EXERCISE DESCRIPTION: From the listing below, pull each line that includes "взаимодействия".

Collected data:
+===+

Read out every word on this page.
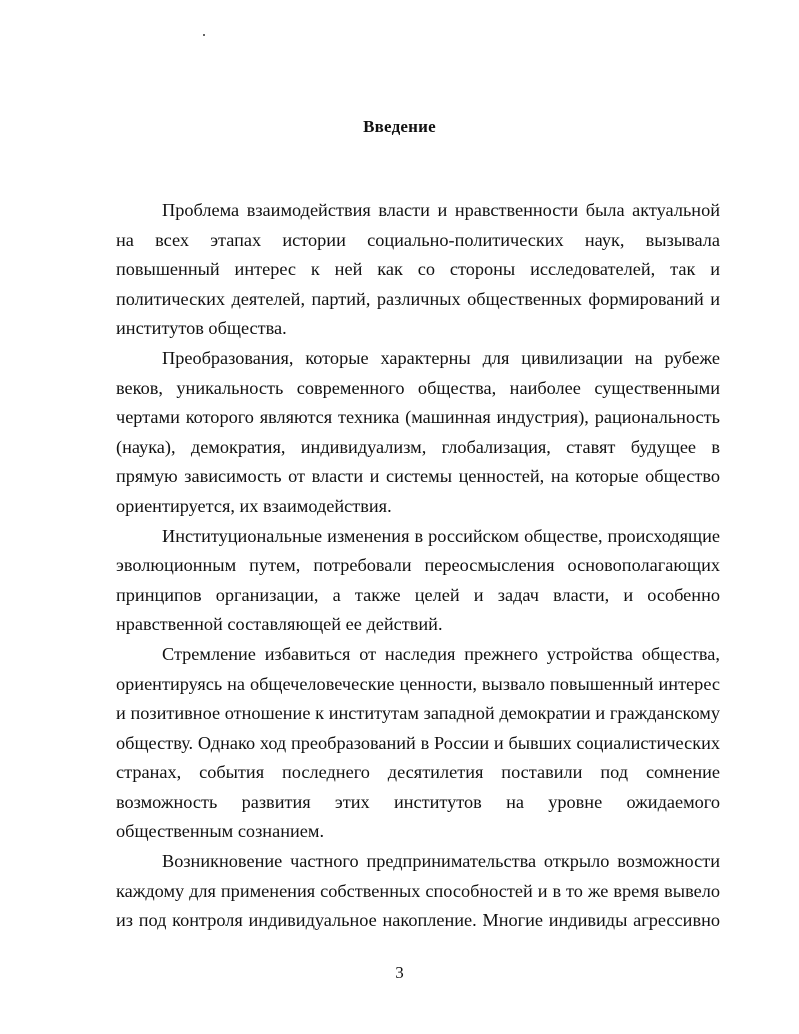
Введение

Проблема взаимодействия власти и нравственности была актуальной на всех этапах истории социально-политических наук, вызывала повышенный интерес к ней как со стороны исследователей, так и политических деятелей, партий, различных общественных формирований и институтов общества.

Преобразования, которые характерны для цивилизации на рубеже веков, уникальность современного общества, наиболее существенными чертами которого являются техника (машинная индустрия), рациональность (наука), демократия, индивидуализм, глобализация, ставят будущее в прямую зависимость от власти и системы ценностей, на которые общество ориентируется, их взаимодействия.

Институциональные изменения в российском обществе, происходящие эволюционным путем, потребовали переосмысления основополагающих принципов организации, а также целей и задач власти, и особенно нравственной составляющей ее действий.

Стремление избавиться от наследия прежнего устройства общества, ориентируясь на общечеловеческие ценности, вызвало повышенный интерес и позитивное отношение к институтам западной демократии и гражданскому обществу. Однако ход преобразований в России и бывших социалистических странах, события последнего десятилетия поставили под сомнение возможность развития этих институтов на уровне ожидаемого общественным сознанием.

Возникновение частного предпринимательства открыло возможности каждому для применения собственных способностей и в то же время вывело из под контроля индивидуальное накопление. Многие индивиды агрессивно

3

+===+

SOLUTION:
Проблема взаимодействия власти и нравственности была актуальной на всех этапах истории социально-политических наук, вызывала повышенный интерес к ней как со стороны исследователей, так и политических деятелей, партий, различных общественных формирований и институтов общества.
Преобразования, которые характерны для цивилизации на рубеже веков, уникальность современного общества, наиболее существенными чертами которого являются техника (машинная индустрия), рациональность (наука), демократия, индивидуализм, глобализация, ставят будущее в прямую зависимость от власти и системы ценностей, на которые общество ориентируется, их взаимодействия.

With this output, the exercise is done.